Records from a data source
============================================================

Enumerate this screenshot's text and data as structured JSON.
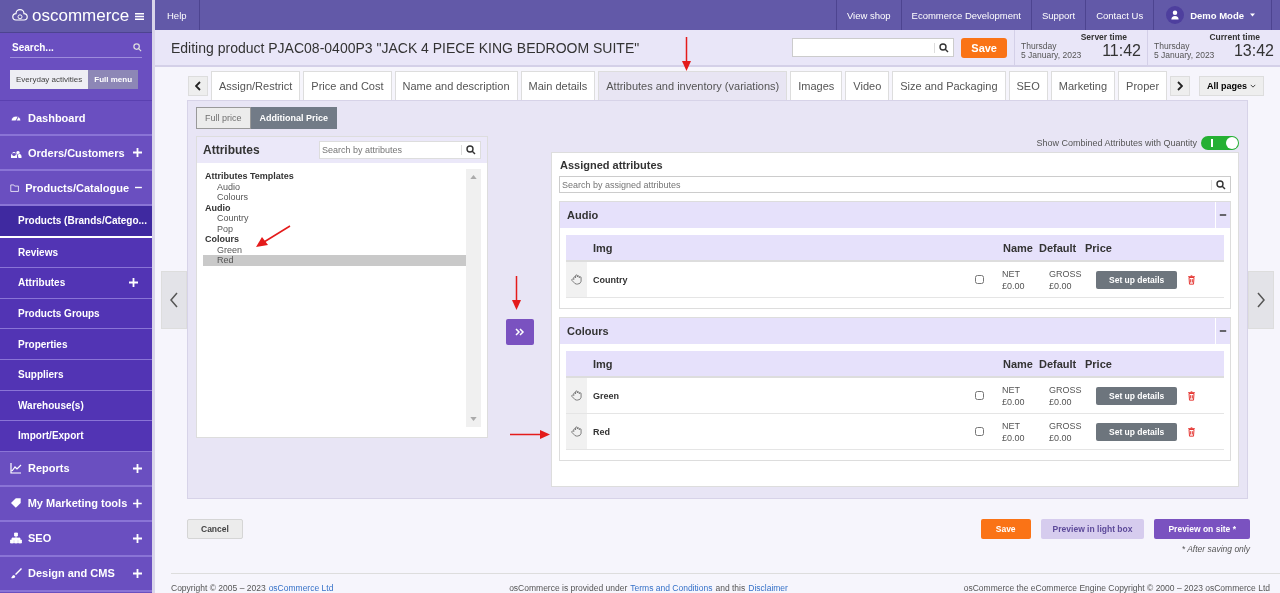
{
  "brand": {
    "name": "oscommerce"
  },
  "topbar": {
    "help": "Help",
    "links": [
      "View shop",
      "Ecommerce Development",
      "Support",
      "Contact Us"
    ],
    "user": "Demo Mode"
  },
  "sidebar": {
    "search": {
      "placeholder": "Search..."
    },
    "modes": [
      {
        "label": "Everyday activities",
        "selected": false
      },
      {
        "label": "Full menu",
        "selected": true
      }
    ],
    "items": [
      {
        "label": "Dashboard",
        "kind": "link"
      },
      {
        "label": "Orders/Customers",
        "kind": "group",
        "expanded": false
      },
      {
        "label": "Products/Catalogue",
        "kind": "group",
        "expanded": true,
        "children": [
          {
            "label": "Products (Brands/Catego...",
            "selected": true,
            "expandable": false
          },
          {
            "label": "Reviews",
            "selected": false,
            "expandable": false
          },
          {
            "label": "Attributes",
            "selected": false,
            "expandable": true
          },
          {
            "label": "Products Groups",
            "selected": false,
            "expandable": false
          },
          {
            "label": "Properties",
            "selected": false,
            "expandable": false
          },
          {
            "label": "Suppliers",
            "selected": false,
            "expandable": false
          },
          {
            "label": "Warehouse(s)",
            "selected": false,
            "expandable": false
          },
          {
            "label": "Import/Export",
            "selected": false,
            "expandable": false
          }
        ]
      },
      {
        "label": "Reports",
        "kind": "group",
        "expanded": false
      },
      {
        "label": "My Marketing tools",
        "kind": "group",
        "expanded": false
      },
      {
        "label": "SEO",
        "kind": "group",
        "expanded": false
      },
      {
        "label": "Design and CMS",
        "kind": "group",
        "expanded": false
      }
    ]
  },
  "header": {
    "title": "Editing product PJAC08-0400P3 \"JACK 4 PIECE KING BEDROOM SUITE\"",
    "save": "Save",
    "clocks": [
      {
        "label": "Server time",
        "day": "Thursday",
        "date": "5 January, 2023",
        "time": "11:42"
      },
      {
        "label": "Current time",
        "day": "Thursday",
        "date": "5 January, 2023",
        "time": "13:42"
      }
    ]
  },
  "tabs": [
    {
      "label": "Assign/Restrict",
      "selected": false
    },
    {
      "label": "Price and Cost",
      "selected": false
    },
    {
      "label": "Name and description",
      "selected": false
    },
    {
      "label": "Main details",
      "selected": false
    },
    {
      "label": "Attributes and inventory (variations)",
      "selected": true
    },
    {
      "label": "Images",
      "selected": false
    },
    {
      "label": "Video",
      "selected": false
    },
    {
      "label": "Size and Packaging",
      "selected": false
    },
    {
      "label": "SEO",
      "selected": false
    },
    {
      "label": "Marketing",
      "selected": false
    },
    {
      "label": "Proper",
      "selected": false
    }
  ],
  "all_pages": "All pages",
  "price_modes": [
    {
      "label": "Full price",
      "selected": false
    },
    {
      "label": "Additional Price",
      "selected": true
    }
  ],
  "attributes": {
    "title": "Attributes",
    "search": {
      "placeholder": "Search by attributes"
    },
    "tree": [
      {
        "label": "Attributes Templates",
        "selected": false,
        "children": [
          {
            "label": "Audio",
            "selected": false
          },
          {
            "label": "Colours",
            "selected": false
          }
        ]
      },
      {
        "label": "Audio",
        "selected": false,
        "children": [
          {
            "label": "Country",
            "selected": false
          },
          {
            "label": "Pop",
            "selected": false
          }
        ]
      },
      {
        "label": "Colours",
        "selected": false,
        "children": [
          {
            "label": "Green",
            "selected": false
          },
          {
            "label": "Red",
            "selected": true
          }
        ]
      }
    ]
  },
  "combined": {
    "label": "Show Combined Attributes with Quantity",
    "on": true
  },
  "assigned": {
    "title": "Assigned attributes",
    "search": {
      "placeholder": "Search by assigned attributes"
    },
    "groups": [
      {
        "name": "Audio",
        "expanded": true,
        "columns": [
          "Img",
          "Name",
          "Default",
          "Price"
        ],
        "rows": [
          {
            "name": "Country",
            "checked": false,
            "net": "NET",
            "net_value": "£0.00",
            "gross": "GROSS",
            "gross_value": "£0.00",
            "action": "Set up details"
          }
        ]
      },
      {
        "name": "Colours",
        "expanded": true,
        "columns": [
          "Img",
          "Name",
          "Default",
          "Price"
        ],
        "rows": [
          {
            "name": "Green",
            "checked": false,
            "net": "NET",
            "net_value": "£0.00",
            "gross": "GROSS",
            "gross_value": "£0.00",
            "action": "Set up details"
          },
          {
            "name": "Red",
            "checked": false,
            "net": "NET",
            "net_value": "£0.00",
            "gross": "GROSS",
            "gross_value": "£0.00",
            "action": "Set up details"
          }
        ]
      }
    ]
  },
  "actions": {
    "cancel": "Cancel",
    "save": "Save",
    "preview_lightbox": {
      "label": "Preview in light box",
      "disabled": true
    },
    "preview_site": "Preview on site *",
    "note": "* After saving only"
  },
  "footer": [
    [
      {
        "kind": "text",
        "text": "Copyright © 2005 – 2023"
      },
      {
        "kind": "link",
        "text": "osCommerce Ltd"
      }
    ],
    [
      {
        "kind": "text",
        "text": "osCommerce is provided under"
      },
      {
        "kind": "link",
        "text": "Terms and Conditions"
      },
      {
        "kind": "text",
        "text": "and this"
      },
      {
        "kind": "link",
        "text": "Disclaimer"
      }
    ],
    [
      {
        "kind": "text",
        "text": "osCommerce the eCommerce Engine Copyright © 2000 – 2023 osCommerce Ltd"
      }
    ]
  ]
}
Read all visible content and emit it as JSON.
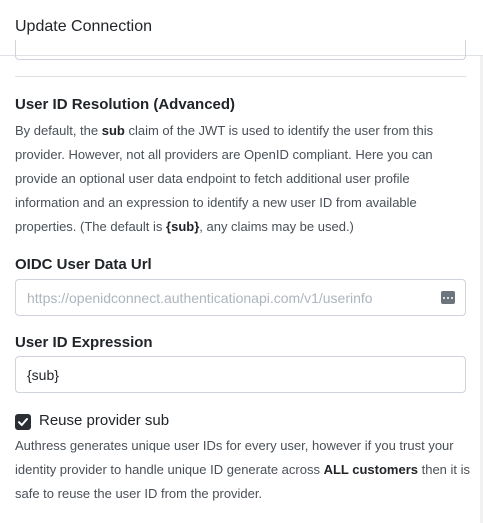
{
  "dialog": {
    "title": "Update Connection"
  },
  "resolution": {
    "title": "User ID Resolution (Advanced)",
    "desc_1": "By default, the ",
    "desc_sub": "sub",
    "desc_2": " claim of the JWT is used to identify the user from this provider. However, not all providers are OpenID compliant. Here you can provide an optional user data endpoint to fetch additional user profile information and an expression to identify a new user ID from available properties. (The default is ",
    "desc_default": "{sub}",
    "desc_3": ", any claims may be used.)"
  },
  "oidc_url": {
    "label": "OIDC User Data Url",
    "value": "",
    "placeholder": "https://openidconnect.authenticationapi.com/v1/userinfo",
    "icon": "more-dots-icon"
  },
  "expression": {
    "label": "User ID Expression",
    "value": "{sub}"
  },
  "reuse_sub": {
    "label": "Reuse provider sub",
    "checked": true,
    "note_1": "Authress generates unique user IDs for every user, however if you trust your identity provider to handle unique ID generate across ",
    "note_bold": "ALL customers",
    "note_2": " then it is safe to reuse the user ID from the provider."
  },
  "colors": {
    "checkbox": "#2b2f33",
    "border": "#ced4da",
    "divider": "#dee2e6"
  }
}
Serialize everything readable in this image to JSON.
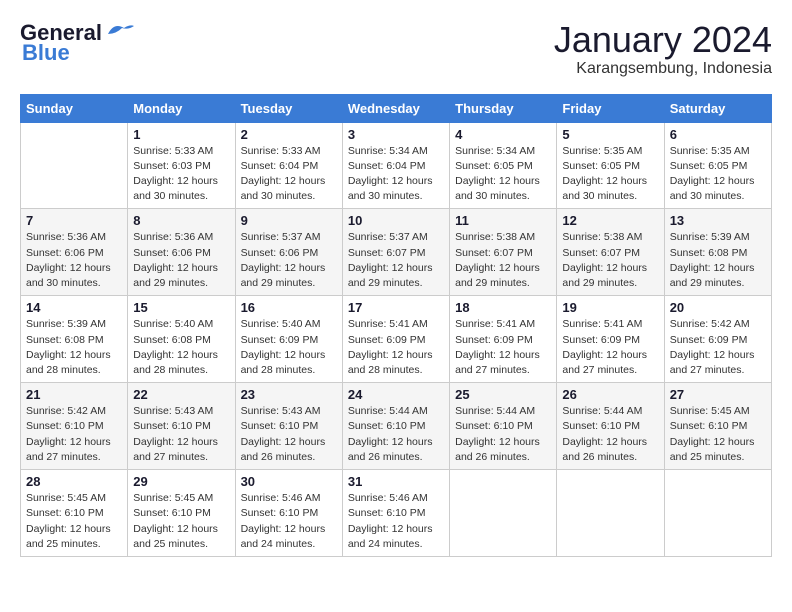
{
  "logo": {
    "general": "General",
    "blue": "Blue",
    "tagline": ""
  },
  "header": {
    "month": "January 2024",
    "location": "Karangsembung, Indonesia"
  },
  "weekdays": [
    "Sunday",
    "Monday",
    "Tuesday",
    "Wednesday",
    "Thursday",
    "Friday",
    "Saturday"
  ],
  "weeks": [
    [
      {
        "day": "",
        "info": ""
      },
      {
        "day": "1",
        "info": "Sunrise: 5:33 AM\nSunset: 6:03 PM\nDaylight: 12 hours\nand 30 minutes."
      },
      {
        "day": "2",
        "info": "Sunrise: 5:33 AM\nSunset: 6:04 PM\nDaylight: 12 hours\nand 30 minutes."
      },
      {
        "day": "3",
        "info": "Sunrise: 5:34 AM\nSunset: 6:04 PM\nDaylight: 12 hours\nand 30 minutes."
      },
      {
        "day": "4",
        "info": "Sunrise: 5:34 AM\nSunset: 6:05 PM\nDaylight: 12 hours\nand 30 minutes."
      },
      {
        "day": "5",
        "info": "Sunrise: 5:35 AM\nSunset: 6:05 PM\nDaylight: 12 hours\nand 30 minutes."
      },
      {
        "day": "6",
        "info": "Sunrise: 5:35 AM\nSunset: 6:05 PM\nDaylight: 12 hours\nand 30 minutes."
      }
    ],
    [
      {
        "day": "7",
        "info": "Sunrise: 5:36 AM\nSunset: 6:06 PM\nDaylight: 12 hours\nand 30 minutes."
      },
      {
        "day": "8",
        "info": "Sunrise: 5:36 AM\nSunset: 6:06 PM\nDaylight: 12 hours\nand 29 minutes."
      },
      {
        "day": "9",
        "info": "Sunrise: 5:37 AM\nSunset: 6:06 PM\nDaylight: 12 hours\nand 29 minutes."
      },
      {
        "day": "10",
        "info": "Sunrise: 5:37 AM\nSunset: 6:07 PM\nDaylight: 12 hours\nand 29 minutes."
      },
      {
        "day": "11",
        "info": "Sunrise: 5:38 AM\nSunset: 6:07 PM\nDaylight: 12 hours\nand 29 minutes."
      },
      {
        "day": "12",
        "info": "Sunrise: 5:38 AM\nSunset: 6:07 PM\nDaylight: 12 hours\nand 29 minutes."
      },
      {
        "day": "13",
        "info": "Sunrise: 5:39 AM\nSunset: 6:08 PM\nDaylight: 12 hours\nand 29 minutes."
      }
    ],
    [
      {
        "day": "14",
        "info": "Sunrise: 5:39 AM\nSunset: 6:08 PM\nDaylight: 12 hours\nand 28 minutes."
      },
      {
        "day": "15",
        "info": "Sunrise: 5:40 AM\nSunset: 6:08 PM\nDaylight: 12 hours\nand 28 minutes."
      },
      {
        "day": "16",
        "info": "Sunrise: 5:40 AM\nSunset: 6:09 PM\nDaylight: 12 hours\nand 28 minutes."
      },
      {
        "day": "17",
        "info": "Sunrise: 5:41 AM\nSunset: 6:09 PM\nDaylight: 12 hours\nand 28 minutes."
      },
      {
        "day": "18",
        "info": "Sunrise: 5:41 AM\nSunset: 6:09 PM\nDaylight: 12 hours\nand 27 minutes."
      },
      {
        "day": "19",
        "info": "Sunrise: 5:41 AM\nSunset: 6:09 PM\nDaylight: 12 hours\nand 27 minutes."
      },
      {
        "day": "20",
        "info": "Sunrise: 5:42 AM\nSunset: 6:09 PM\nDaylight: 12 hours\nand 27 minutes."
      }
    ],
    [
      {
        "day": "21",
        "info": "Sunrise: 5:42 AM\nSunset: 6:10 PM\nDaylight: 12 hours\nand 27 minutes."
      },
      {
        "day": "22",
        "info": "Sunrise: 5:43 AM\nSunset: 6:10 PM\nDaylight: 12 hours\nand 27 minutes."
      },
      {
        "day": "23",
        "info": "Sunrise: 5:43 AM\nSunset: 6:10 PM\nDaylight: 12 hours\nand 26 minutes."
      },
      {
        "day": "24",
        "info": "Sunrise: 5:44 AM\nSunset: 6:10 PM\nDaylight: 12 hours\nand 26 minutes."
      },
      {
        "day": "25",
        "info": "Sunrise: 5:44 AM\nSunset: 6:10 PM\nDaylight: 12 hours\nand 26 minutes."
      },
      {
        "day": "26",
        "info": "Sunrise: 5:44 AM\nSunset: 6:10 PM\nDaylight: 12 hours\nand 26 minutes."
      },
      {
        "day": "27",
        "info": "Sunrise: 5:45 AM\nSunset: 6:10 PM\nDaylight: 12 hours\nand 25 minutes."
      }
    ],
    [
      {
        "day": "28",
        "info": "Sunrise: 5:45 AM\nSunset: 6:10 PM\nDaylight: 12 hours\nand 25 minutes."
      },
      {
        "day": "29",
        "info": "Sunrise: 5:45 AM\nSunset: 6:10 PM\nDaylight: 12 hours\nand 25 minutes."
      },
      {
        "day": "30",
        "info": "Sunrise: 5:46 AM\nSunset: 6:10 PM\nDaylight: 12 hours\nand 24 minutes."
      },
      {
        "day": "31",
        "info": "Sunrise: 5:46 AM\nSunset: 6:10 PM\nDaylight: 12 hours\nand 24 minutes."
      },
      {
        "day": "",
        "info": ""
      },
      {
        "day": "",
        "info": ""
      },
      {
        "day": "",
        "info": ""
      }
    ]
  ]
}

============================================================

__DIRECTIVE__.
Among the records above, how many lines carry the string "provider"? Reply with the number alone.

__EXERCISE SOLUTION__.
4